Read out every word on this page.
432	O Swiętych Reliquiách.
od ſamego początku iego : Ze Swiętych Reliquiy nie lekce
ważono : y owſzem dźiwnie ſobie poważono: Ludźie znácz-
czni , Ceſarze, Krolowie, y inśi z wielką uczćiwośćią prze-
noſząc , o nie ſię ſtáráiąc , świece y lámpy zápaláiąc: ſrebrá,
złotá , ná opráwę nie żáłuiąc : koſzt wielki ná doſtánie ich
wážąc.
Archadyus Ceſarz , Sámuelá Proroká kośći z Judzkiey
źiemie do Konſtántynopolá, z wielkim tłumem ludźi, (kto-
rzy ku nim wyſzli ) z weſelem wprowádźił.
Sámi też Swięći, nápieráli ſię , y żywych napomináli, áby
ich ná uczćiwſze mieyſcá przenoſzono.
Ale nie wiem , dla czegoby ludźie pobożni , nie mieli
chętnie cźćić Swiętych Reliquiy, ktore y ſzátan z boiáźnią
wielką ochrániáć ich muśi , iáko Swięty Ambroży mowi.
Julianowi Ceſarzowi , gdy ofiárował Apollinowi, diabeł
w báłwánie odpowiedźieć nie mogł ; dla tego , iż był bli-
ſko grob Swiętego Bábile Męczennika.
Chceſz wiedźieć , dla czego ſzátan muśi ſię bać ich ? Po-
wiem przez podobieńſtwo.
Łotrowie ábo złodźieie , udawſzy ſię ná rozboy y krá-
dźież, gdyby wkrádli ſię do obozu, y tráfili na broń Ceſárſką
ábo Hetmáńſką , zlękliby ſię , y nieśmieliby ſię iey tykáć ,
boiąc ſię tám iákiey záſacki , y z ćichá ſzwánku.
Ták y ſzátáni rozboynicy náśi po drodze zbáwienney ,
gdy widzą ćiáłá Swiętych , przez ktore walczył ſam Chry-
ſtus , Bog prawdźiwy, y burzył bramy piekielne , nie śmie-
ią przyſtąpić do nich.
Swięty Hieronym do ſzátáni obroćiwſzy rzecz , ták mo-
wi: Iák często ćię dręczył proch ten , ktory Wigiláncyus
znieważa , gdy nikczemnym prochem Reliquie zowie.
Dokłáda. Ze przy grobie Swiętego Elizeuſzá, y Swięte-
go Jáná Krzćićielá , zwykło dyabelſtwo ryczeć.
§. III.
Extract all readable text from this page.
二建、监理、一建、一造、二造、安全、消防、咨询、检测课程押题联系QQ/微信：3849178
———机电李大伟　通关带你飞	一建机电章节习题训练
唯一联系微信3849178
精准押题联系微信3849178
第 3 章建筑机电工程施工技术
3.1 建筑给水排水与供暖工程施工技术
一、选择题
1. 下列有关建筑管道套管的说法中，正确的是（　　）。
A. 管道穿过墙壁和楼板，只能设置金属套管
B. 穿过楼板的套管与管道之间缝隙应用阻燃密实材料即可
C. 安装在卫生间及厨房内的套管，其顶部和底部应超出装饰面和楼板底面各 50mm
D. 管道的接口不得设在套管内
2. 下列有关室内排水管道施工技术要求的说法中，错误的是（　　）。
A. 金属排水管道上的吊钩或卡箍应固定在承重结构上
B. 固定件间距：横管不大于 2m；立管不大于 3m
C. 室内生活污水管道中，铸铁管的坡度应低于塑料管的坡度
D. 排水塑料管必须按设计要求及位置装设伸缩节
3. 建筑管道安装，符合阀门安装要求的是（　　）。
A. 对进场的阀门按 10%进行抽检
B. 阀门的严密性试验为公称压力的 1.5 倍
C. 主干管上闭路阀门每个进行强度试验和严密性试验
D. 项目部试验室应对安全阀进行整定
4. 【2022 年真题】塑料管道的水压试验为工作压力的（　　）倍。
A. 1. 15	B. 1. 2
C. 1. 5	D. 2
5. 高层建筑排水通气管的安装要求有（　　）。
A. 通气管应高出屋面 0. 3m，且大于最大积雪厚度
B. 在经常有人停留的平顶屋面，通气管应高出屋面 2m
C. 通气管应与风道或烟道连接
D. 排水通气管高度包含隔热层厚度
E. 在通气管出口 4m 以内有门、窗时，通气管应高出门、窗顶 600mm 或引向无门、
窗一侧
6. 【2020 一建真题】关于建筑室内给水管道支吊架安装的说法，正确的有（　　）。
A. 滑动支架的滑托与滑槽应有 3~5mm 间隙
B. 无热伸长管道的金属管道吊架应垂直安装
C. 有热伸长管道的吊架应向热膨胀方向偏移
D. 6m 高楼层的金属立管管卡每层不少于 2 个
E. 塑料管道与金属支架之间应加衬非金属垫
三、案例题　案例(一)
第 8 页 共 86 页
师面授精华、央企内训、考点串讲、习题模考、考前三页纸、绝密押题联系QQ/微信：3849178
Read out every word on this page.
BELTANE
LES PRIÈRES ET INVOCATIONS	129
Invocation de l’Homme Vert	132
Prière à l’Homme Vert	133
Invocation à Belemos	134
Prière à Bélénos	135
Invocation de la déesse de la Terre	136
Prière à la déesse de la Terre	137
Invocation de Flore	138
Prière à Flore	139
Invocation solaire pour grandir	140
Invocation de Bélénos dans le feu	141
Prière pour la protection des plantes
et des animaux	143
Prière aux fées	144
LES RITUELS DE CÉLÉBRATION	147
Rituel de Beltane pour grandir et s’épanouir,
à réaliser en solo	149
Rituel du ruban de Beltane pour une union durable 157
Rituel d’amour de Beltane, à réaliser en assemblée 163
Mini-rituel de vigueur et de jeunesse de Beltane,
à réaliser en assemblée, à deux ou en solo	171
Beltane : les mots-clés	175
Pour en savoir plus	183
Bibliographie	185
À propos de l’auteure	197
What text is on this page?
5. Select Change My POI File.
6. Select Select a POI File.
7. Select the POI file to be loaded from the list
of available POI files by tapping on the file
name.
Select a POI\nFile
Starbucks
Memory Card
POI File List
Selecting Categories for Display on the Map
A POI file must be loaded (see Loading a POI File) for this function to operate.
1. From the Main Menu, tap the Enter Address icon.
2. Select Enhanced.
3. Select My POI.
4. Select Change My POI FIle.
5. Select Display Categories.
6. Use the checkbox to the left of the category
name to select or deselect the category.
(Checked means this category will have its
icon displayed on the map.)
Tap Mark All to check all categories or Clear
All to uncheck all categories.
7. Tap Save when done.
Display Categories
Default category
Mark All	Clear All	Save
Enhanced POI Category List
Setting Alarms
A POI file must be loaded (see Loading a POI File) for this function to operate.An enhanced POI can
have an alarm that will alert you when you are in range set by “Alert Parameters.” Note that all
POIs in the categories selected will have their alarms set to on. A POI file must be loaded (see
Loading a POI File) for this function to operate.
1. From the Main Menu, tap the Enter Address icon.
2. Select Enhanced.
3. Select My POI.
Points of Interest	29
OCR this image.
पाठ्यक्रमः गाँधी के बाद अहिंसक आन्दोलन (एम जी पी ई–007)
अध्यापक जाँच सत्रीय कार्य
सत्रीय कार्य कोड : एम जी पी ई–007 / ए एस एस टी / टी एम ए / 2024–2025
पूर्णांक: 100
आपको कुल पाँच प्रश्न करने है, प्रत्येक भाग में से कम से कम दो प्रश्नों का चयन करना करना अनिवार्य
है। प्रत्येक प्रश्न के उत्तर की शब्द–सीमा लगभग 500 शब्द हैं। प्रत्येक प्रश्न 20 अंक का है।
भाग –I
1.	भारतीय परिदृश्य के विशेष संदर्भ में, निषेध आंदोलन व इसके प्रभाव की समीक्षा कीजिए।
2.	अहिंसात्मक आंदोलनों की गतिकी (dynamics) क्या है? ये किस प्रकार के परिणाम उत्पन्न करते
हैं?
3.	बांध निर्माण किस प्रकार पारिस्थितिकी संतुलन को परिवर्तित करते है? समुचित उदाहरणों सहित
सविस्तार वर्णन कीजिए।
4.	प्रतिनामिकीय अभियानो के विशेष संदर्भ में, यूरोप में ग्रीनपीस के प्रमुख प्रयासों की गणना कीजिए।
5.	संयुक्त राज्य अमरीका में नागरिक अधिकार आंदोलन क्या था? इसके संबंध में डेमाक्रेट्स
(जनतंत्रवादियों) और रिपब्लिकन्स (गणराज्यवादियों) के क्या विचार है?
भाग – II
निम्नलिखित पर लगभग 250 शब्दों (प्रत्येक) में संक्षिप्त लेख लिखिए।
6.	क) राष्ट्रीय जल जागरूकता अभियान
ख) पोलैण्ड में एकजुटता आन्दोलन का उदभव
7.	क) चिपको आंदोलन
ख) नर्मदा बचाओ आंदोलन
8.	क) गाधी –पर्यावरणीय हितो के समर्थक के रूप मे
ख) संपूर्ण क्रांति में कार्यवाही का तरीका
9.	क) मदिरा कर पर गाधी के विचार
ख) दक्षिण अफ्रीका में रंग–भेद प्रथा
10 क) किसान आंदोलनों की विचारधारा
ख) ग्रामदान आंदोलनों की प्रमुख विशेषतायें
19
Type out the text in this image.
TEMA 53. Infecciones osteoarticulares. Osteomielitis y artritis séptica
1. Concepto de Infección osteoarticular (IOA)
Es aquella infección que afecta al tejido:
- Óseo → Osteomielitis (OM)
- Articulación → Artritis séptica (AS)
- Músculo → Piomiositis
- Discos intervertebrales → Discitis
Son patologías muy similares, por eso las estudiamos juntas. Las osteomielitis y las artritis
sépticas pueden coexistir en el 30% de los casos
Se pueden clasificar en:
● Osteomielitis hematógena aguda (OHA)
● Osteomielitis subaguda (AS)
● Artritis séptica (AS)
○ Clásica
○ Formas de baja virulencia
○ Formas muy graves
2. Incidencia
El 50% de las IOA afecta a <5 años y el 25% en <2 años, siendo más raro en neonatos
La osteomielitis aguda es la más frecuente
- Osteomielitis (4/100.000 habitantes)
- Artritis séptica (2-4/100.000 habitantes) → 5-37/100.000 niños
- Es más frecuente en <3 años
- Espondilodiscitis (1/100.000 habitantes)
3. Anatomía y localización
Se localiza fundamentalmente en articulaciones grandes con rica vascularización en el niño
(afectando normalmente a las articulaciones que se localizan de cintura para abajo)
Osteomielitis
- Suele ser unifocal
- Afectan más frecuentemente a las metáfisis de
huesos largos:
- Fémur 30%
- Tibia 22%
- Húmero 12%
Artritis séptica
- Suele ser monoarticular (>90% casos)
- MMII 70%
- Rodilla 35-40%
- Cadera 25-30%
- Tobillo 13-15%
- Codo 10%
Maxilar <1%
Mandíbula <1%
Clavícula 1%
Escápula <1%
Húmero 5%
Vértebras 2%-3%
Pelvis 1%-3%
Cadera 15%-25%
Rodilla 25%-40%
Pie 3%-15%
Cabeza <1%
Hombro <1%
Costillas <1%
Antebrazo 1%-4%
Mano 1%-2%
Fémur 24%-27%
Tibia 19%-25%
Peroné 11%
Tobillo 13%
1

◆ ◆ ◆

* Goal *
Using the records above, pull out each line where the word "años" occurs.

* Answer to the problem *
El 50% de las IOA afecta a <5 años y el 25% en <2 años, siendo más raro en neonatos
- Es más frecuente en <3 años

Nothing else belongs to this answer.